| Written instruction |
Every record must be written out once more, with nothing added or omitted.

==== Excerpted data

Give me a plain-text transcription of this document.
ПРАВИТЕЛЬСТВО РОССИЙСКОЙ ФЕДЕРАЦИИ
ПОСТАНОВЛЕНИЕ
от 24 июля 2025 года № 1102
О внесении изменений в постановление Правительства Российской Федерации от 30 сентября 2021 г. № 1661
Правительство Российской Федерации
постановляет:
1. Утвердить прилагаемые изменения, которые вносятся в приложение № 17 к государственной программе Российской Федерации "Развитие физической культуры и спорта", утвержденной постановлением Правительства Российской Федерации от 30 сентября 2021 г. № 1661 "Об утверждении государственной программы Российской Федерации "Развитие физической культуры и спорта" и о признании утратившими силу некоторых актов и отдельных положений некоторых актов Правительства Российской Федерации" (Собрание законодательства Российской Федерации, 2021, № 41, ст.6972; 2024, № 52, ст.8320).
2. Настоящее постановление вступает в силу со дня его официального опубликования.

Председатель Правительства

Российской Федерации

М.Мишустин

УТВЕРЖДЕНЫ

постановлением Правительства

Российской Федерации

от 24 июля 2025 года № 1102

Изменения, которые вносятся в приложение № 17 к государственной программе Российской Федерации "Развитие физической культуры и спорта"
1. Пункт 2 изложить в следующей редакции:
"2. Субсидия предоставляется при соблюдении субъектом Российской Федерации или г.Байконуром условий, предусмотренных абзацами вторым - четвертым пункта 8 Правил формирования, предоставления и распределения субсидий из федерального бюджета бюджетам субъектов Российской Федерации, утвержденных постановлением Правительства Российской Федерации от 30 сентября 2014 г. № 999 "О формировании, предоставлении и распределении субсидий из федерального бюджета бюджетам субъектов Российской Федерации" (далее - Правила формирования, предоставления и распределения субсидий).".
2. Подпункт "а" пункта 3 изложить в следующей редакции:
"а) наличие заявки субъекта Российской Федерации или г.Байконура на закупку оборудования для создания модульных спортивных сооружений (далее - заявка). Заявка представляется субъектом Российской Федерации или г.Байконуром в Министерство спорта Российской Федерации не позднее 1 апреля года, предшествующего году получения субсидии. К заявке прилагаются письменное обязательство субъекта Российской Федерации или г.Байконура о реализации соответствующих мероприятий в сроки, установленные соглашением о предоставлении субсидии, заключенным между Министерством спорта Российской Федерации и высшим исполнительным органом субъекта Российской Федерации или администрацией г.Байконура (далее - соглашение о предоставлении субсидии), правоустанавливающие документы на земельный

========

| Task solution |
Give me a plain-text transcription of this document.
ПРАВИТЕЛЬСТВО РОССИЙСКОЙ ФЕДЕРАЦИИ
ПОСТАНОВЛЕНИЕ
от 24 июля 2025 года № 1102
О внесении изменений в постановление Правительства Российской Федерации от 30 сентября 2021 г. № 1661
Правительство Российской Федерации
постановляет:
1. Утвердить прилагаемые изменения, которые вносятся в приложение № 17 к государственной программе Российской Федерации "Развитие физической культуры и спорта", утвержденной постановлением Правительства Российской Федерации от 30 сентября 2021 г. № 1661 "Об утверждении государственной программы Российской Федерации "Развитие физической культуры и спорта" и о признании утратившими силу некоторых актов и отдельных положений некоторых актов Правительства Российской Федерации" (Собрание законодательства Российской Федерации, 2021, № 41, ст.6972; 2024, № 52, ст.8320).
2. Настоящее постановление вступает в силу со дня его официального опубликования.

Председатель Правительства

Российской Федерации

М.Мишустин

УТВЕРЖДЕНЫ

постановлением Правительства

Российской Федерации

от 24 июля 2025 года № 1102

Изменения, которые вносятся в приложение № 17 к государственной программе Российской Федерации "Развитие физической культуры и спорта"
1. Пункт 2 изложить в следующей редакции:
"2. Субсидия предоставляется при соблюдении субъектом Российской Федерации или г.Байконуром условий, предусмотренных абзацами вторым - четвертым пункта 8 Правил формирования, предоставления и распределения субсидий из федерального бюджета бюджетам субъектов Российской Федерации, утвержденных постановлением Правительства Российской Федерации от 30 сентября 2014 г. № 999 "О формировании, предоставлении и распределении субсидий из федерального бюджета бюджетам субъектов Российской Федерации" (далее - Правила формирования, предоставления и распределения субсидий).".
2. Подпункт "а" пункта 3 изложить в следующей редакции:
"а) наличие заявки субъекта Российской Федерации или г.Байконура на закупку оборудования для создания модульных спортивных сооружений (далее - заявка). Заявка представляется субъектом Российской Федерации или г.Байконуром в Министерство спорта Российской Федерации не позднее 1 апреля года, предшествующего году получения субсидии. К заявке прилагаются письменное обязательство субъекта Российской Федерации или г.Байконура о реализации соответствующих мероприятий в сроки, установленные соглашением о предоставлении субсидии, заключенным между Министерством спорта Российской Федерации и высшим исполнительным органом субъекта Российской Федерации или администрацией г.Байконура (далее - соглашение о предоставлении субсидии), правоустанавливающие документы на земельный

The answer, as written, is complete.